EXTRACTED INFORMATION:
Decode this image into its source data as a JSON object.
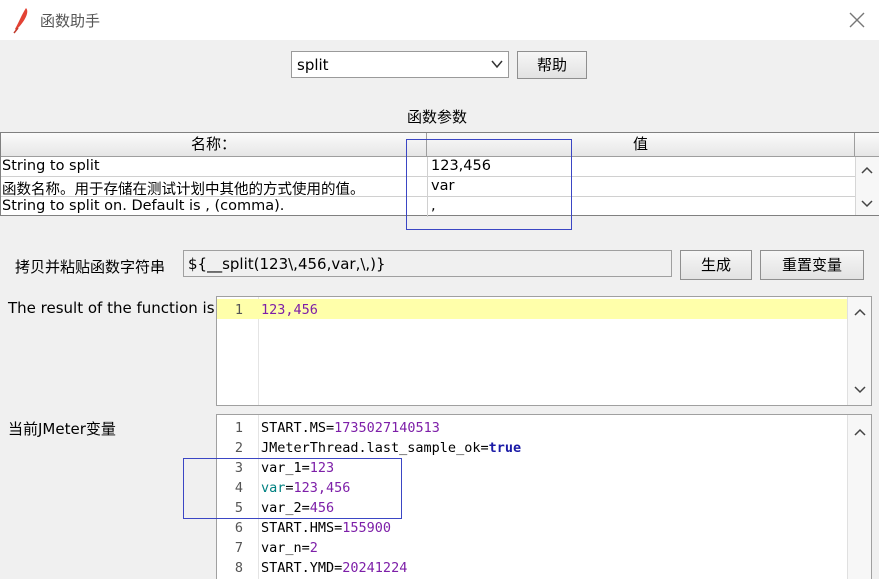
{
  "window": {
    "title": "函数助手"
  },
  "function_select": {
    "value": "split"
  },
  "buttons": {
    "help": "帮助",
    "generate": "生成",
    "reset": "重置变量"
  },
  "params": {
    "section_label": "函数参数",
    "header_name": "名称：",
    "header_value": "值",
    "rows": [
      {
        "name": "String to split",
        "value": "123,456"
      },
      {
        "name": "函数名称。用于存储在测试计划中其他的方式使用的值。",
        "value": "var"
      },
      {
        "name": "String to split on. Default is , (comma).",
        "value": ","
      }
    ]
  },
  "function_string": {
    "label": "拷贝并粘贴函数字符串",
    "value": "${__split(123\\,456,var,\\,)}"
  },
  "result": {
    "label": "The result of the function is",
    "lines": [
      {
        "num": "1",
        "text": "123,456"
      }
    ]
  },
  "variables": {
    "label": "当前JMeter变量",
    "lines": [
      {
        "num": "1",
        "key": "START.MS",
        "eq": "=",
        "val": "1735027140513"
      },
      {
        "num": "2",
        "key": "JMeterThread.last_sample_ok",
        "eq": "=",
        "val": "true"
      },
      {
        "num": "3",
        "key": "var_1",
        "eq": "=",
        "val": "123"
      },
      {
        "num": "4",
        "key": "var",
        "eq": "=",
        "val": "123,456"
      },
      {
        "num": "5",
        "key": "var_2",
        "eq": "=",
        "val": "456"
      },
      {
        "num": "6",
        "key": "START.HMS",
        "eq": "=",
        "val": "155900"
      },
      {
        "num": "7",
        "key": "var_n",
        "eq": "=",
        "val": "2"
      },
      {
        "num": "8",
        "key": "START.YMD",
        "eq": "=",
        "val": "20241224"
      }
    ]
  },
  "colors": {
    "highlight_box": "#3b46c4",
    "current_line": "#ffffaa",
    "value_purple": "#7d1fa8",
    "keyword_blue": "#1a1aa6"
  },
  "icons": {
    "app": "feather-icon",
    "close": "close-icon",
    "dropdown": "chevron-down-icon"
  }
}
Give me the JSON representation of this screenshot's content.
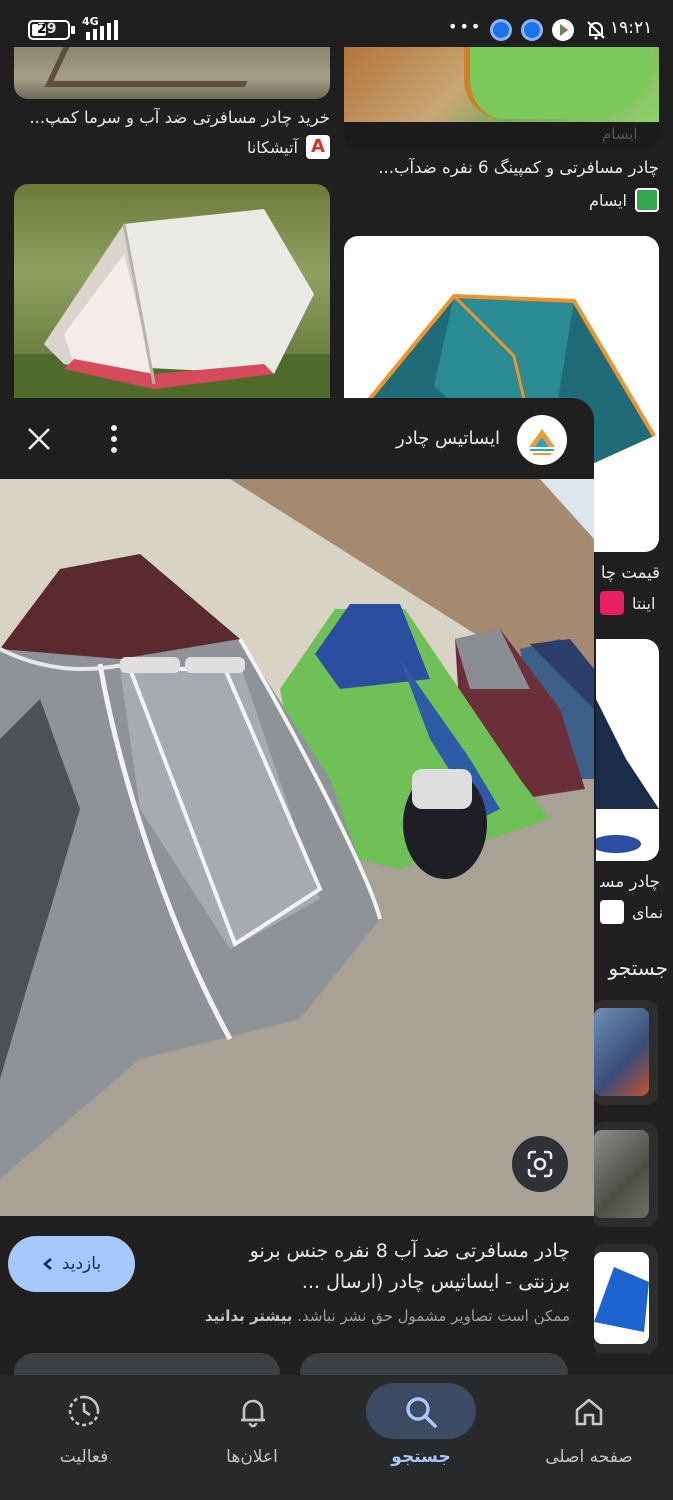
{
  "status_bar": {
    "time": "۱۹:۲۱",
    "battery": "29",
    "network": "4G",
    "overflow": "•••"
  },
  "results": {
    "item_top_left": {
      "caption": "خرید چادر مسافرتی ضد آب و سرما کمپ...",
      "source": "آتیشکانا"
    },
    "item_top_right": {
      "caption": "چادر مسافرتی و کمپینگ 6 نفره ضدآب...",
      "source": "ایسام"
    },
    "item_mid_right": {
      "caption": "قیمت چا",
      "source": "اینتا"
    },
    "item_low_right": {
      "caption": "چادر مسا",
      "source": "نمای"
    },
    "related_heading": "جستجو"
  },
  "preview": {
    "source_name": "ایساتیس چادر",
    "title": "چادر مسافرتی ضد آب 8 نفره جنس برنو برزنتی - ایساتیس چادر (ارسال ...",
    "disclaimer": "ممکن است تصاویر مشمول حق نشر نباشد.",
    "learn_more": "بیشتر بدانید",
    "visit_button": "بازدید"
  },
  "bottom_nav": {
    "items": [
      {
        "label": "صفحه اصلی",
        "icon": "home-icon"
      },
      {
        "label": "جستجو",
        "icon": "search-icon",
        "active": true
      },
      {
        "label": "اعلان‌ها",
        "icon": "bell-icon"
      },
      {
        "label": "فعالیت",
        "icon": "activity-icon"
      }
    ]
  },
  "colors": {
    "background": "#1f1f1f",
    "accent": "#a8c7fa",
    "nav_active_pill": "#3c4a63",
    "nav_background": "#28292a"
  }
}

PROBLEM DETAILS: Reproduce every entry word for word, but skip any pictures.

PROBLEM SOLUTION:
Decode this image into its source data as a JSON object.
{
  "window": {
    "title": "函数助手"
  },
  "function_select": {
    "value": "split"
  },
  "buttons": {
    "help": "帮助",
    "generate": "生成",
    "reset": "重置变量"
  },
  "params": {
    "section_label": "函数参数",
    "header_name": "名称：",
    "header_value": "值",
    "rows": [
      {
        "name": "String to split",
        "value": "123,456"
      },
      {
        "name": "函数名称。用于存储在测试计划中其他的方式使用的值。",
        "value": "var"
      },
      {
        "name": "String to split on. Default is , (comma).",
        "value": ","
      }
    ]
  },
  "function_string": {
    "label": "拷贝并粘贴函数字符串",
    "value": "${__split(123\\,456,var,\\,)}"
  },
  "result": {
    "label": "The result of the function is",
    "lines": [
      {
        "num": "1",
        "text": "123,456"
      }
    ]
  },
  "variables": {
    "label": "当前JMeter变量",
    "lines": [
      {
        "num": "1",
        "key": "START.MS",
        "eq": "=",
        "val": "1735027140513"
      },
      {
        "num": "2",
        "key": "JMeterThread.last_sample_ok",
        "eq": "=",
        "val": "true"
      },
      {
        "num": "3",
        "key": "var_1",
        "eq": "=",
        "val": "123"
      },
      {
        "num": "4",
        "key": "var",
        "eq": "=",
        "val": "123,456"
      },
      {
        "num": "5",
        "key": "var_2",
        "eq": "=",
        "val": "456"
      },
      {
        "num": "6",
        "key": "START.HMS",
        "eq": "=",
        "val": "155900"
      },
      {
        "num": "7",
        "key": "var_n",
        "eq": "=",
        "val": "2"
      },
      {
        "num": "8",
        "key": "START.YMD",
        "eq": "=",
        "val": "20241224"
      }
    ]
  },
  "colors": {
    "highlight_box": "#3b46c4",
    "current_line": "#ffffaa",
    "value_purple": "#7d1fa8",
    "keyword_blue": "#1a1aa6"
  },
  "icons": {
    "app": "feather-icon",
    "close": "close-icon",
    "dropdown": "chevron-down-icon"
  }
}
Give me the JSON representation of this screenshot's content.
{
  "status_bar": {
    "time": "۱۹:۲۱",
    "battery": "29",
    "network": "4G",
    "overflow": "•••"
  },
  "results": {
    "item_top_left": {
      "caption": "خرید چادر مسافرتی ضد آب و سرما کمپ...",
      "source": "آتیشکانا"
    },
    "item_top_right": {
      "caption": "چادر مسافرتی و کمپینگ 6 نفره ضدآب...",
      "source": "ایسام"
    },
    "item_mid_right": {
      "caption": "قیمت چا",
      "source": "اینتا"
    },
    "item_low_right": {
      "caption": "چادر مسا",
      "source": "نمای"
    },
    "related_heading": "جستجو"
  },
  "preview": {
    "source_name": "ایساتیس چادر",
    "title": "چادر مسافرتی ضد آب 8 نفره جنس برنو برزنتی - ایساتیس چادر (ارسال ...",
    "disclaimer": "ممکن است تصاویر مشمول حق نشر نباشد.",
    "learn_more": "بیشتر بدانید",
    "visit_button": "بازدید"
  },
  "bottom_nav": {
    "items": [
      {
        "label": "صفحه اصلی",
        "icon": "home-icon"
      },
      {
        "label": "جستجو",
        "icon": "search-icon",
        "active": true
      },
      {
        "label": "اعلان‌ها",
        "icon": "bell-icon"
      },
      {
        "label": "فعالیت",
        "icon": "activity-icon"
      }
    ]
  },
  "colors": {
    "background": "#1f1f1f",
    "accent": "#a8c7fa",
    "nav_active_pill": "#3c4a63",
    "nav_background": "#28292a"
  }
}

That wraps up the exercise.